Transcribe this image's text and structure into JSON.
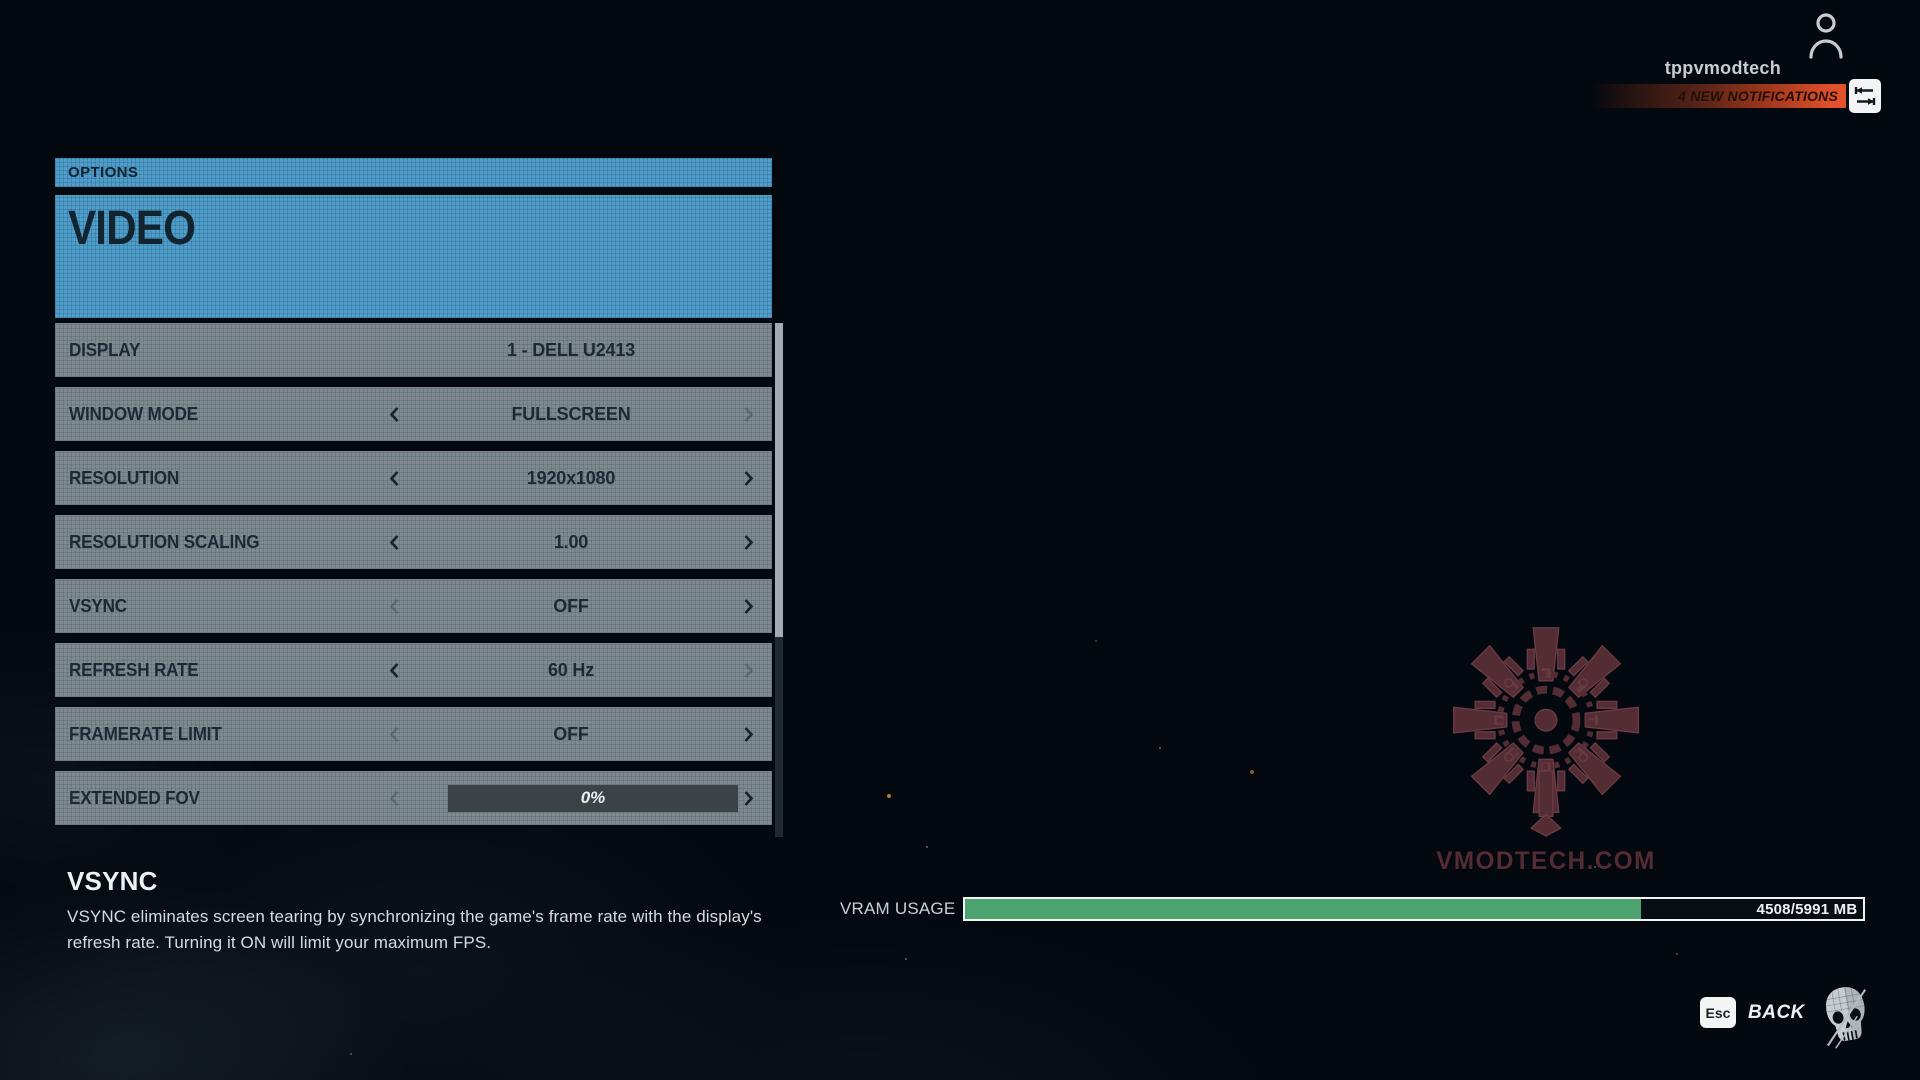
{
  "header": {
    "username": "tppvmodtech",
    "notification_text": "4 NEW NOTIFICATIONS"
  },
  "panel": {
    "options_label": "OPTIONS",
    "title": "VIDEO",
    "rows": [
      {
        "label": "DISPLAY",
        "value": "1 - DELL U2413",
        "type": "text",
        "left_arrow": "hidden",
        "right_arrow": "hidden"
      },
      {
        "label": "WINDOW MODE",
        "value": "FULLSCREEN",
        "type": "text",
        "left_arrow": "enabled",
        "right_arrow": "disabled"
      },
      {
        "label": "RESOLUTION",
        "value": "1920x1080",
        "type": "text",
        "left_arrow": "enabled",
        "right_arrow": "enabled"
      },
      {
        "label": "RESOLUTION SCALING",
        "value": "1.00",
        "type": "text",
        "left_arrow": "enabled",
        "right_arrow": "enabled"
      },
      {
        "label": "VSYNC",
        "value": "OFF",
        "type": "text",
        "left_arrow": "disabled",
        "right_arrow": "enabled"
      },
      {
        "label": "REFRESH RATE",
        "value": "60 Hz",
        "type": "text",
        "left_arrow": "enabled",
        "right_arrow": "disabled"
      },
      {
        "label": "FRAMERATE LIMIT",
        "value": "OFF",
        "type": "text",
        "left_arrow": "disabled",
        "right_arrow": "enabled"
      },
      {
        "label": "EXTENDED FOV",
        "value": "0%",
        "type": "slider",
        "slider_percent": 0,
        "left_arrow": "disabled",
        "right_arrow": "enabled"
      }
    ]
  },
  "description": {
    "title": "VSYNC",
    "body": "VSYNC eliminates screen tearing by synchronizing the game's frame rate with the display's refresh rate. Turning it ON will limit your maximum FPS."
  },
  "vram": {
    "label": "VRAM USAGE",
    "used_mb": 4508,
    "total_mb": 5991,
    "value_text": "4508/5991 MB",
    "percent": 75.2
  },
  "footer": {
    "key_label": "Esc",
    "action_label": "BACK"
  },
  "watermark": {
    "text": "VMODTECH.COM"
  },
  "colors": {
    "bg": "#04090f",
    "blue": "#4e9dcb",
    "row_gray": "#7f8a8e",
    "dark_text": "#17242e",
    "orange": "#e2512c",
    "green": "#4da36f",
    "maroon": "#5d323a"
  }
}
**********
WHAT YOU SHOULD DO:
Quote the full listing above word for word; exclude every picture from the copy.

RESULT OF THE TASK:
Transcribe this image's text and structure into JSON.
{
  "header": {
    "username": "tppvmodtech",
    "notification_text": "4 NEW NOTIFICATIONS"
  },
  "panel": {
    "options_label": "OPTIONS",
    "title": "VIDEO",
    "rows": [
      {
        "label": "DISPLAY",
        "value": "1 - DELL U2413",
        "type": "text",
        "left_arrow": "hidden",
        "right_arrow": "hidden"
      },
      {
        "label": "WINDOW MODE",
        "value": "FULLSCREEN",
        "type": "text",
        "left_arrow": "enabled",
        "right_arrow": "disabled"
      },
      {
        "label": "RESOLUTION",
        "value": "1920x1080",
        "type": "text",
        "left_arrow": "enabled",
        "right_arrow": "enabled"
      },
      {
        "label": "RESOLUTION SCALING",
        "value": "1.00",
        "type": "text",
        "left_arrow": "enabled",
        "right_arrow": "enabled"
      },
      {
        "label": "VSYNC",
        "value": "OFF",
        "type": "text",
        "left_arrow": "disabled",
        "right_arrow": "enabled"
      },
      {
        "label": "REFRESH RATE",
        "value": "60 Hz",
        "type": "text",
        "left_arrow": "enabled",
        "right_arrow": "disabled"
      },
      {
        "label": "FRAMERATE LIMIT",
        "value": "OFF",
        "type": "text",
        "left_arrow": "disabled",
        "right_arrow": "enabled"
      },
      {
        "label": "EXTENDED FOV",
        "value": "0%",
        "type": "slider",
        "slider_percent": 0,
        "left_arrow": "disabled",
        "right_arrow": "enabled"
      }
    ]
  },
  "description": {
    "title": "VSYNC",
    "body": "VSYNC eliminates screen tearing by synchronizing the game's frame rate with the display's refresh rate. Turning it ON will limit your maximum FPS."
  },
  "vram": {
    "label": "VRAM USAGE",
    "used_mb": 4508,
    "total_mb": 5991,
    "value_text": "4508/5991 MB",
    "percent": 75.2
  },
  "footer": {
    "key_label": "Esc",
    "action_label": "BACK"
  },
  "watermark": {
    "text": "VMODTECH.COM"
  },
  "colors": {
    "bg": "#04090f",
    "blue": "#4e9dcb",
    "row_gray": "#7f8a8e",
    "dark_text": "#17242e",
    "orange": "#e2512c",
    "green": "#4da36f",
    "maroon": "#5d323a"
  }
}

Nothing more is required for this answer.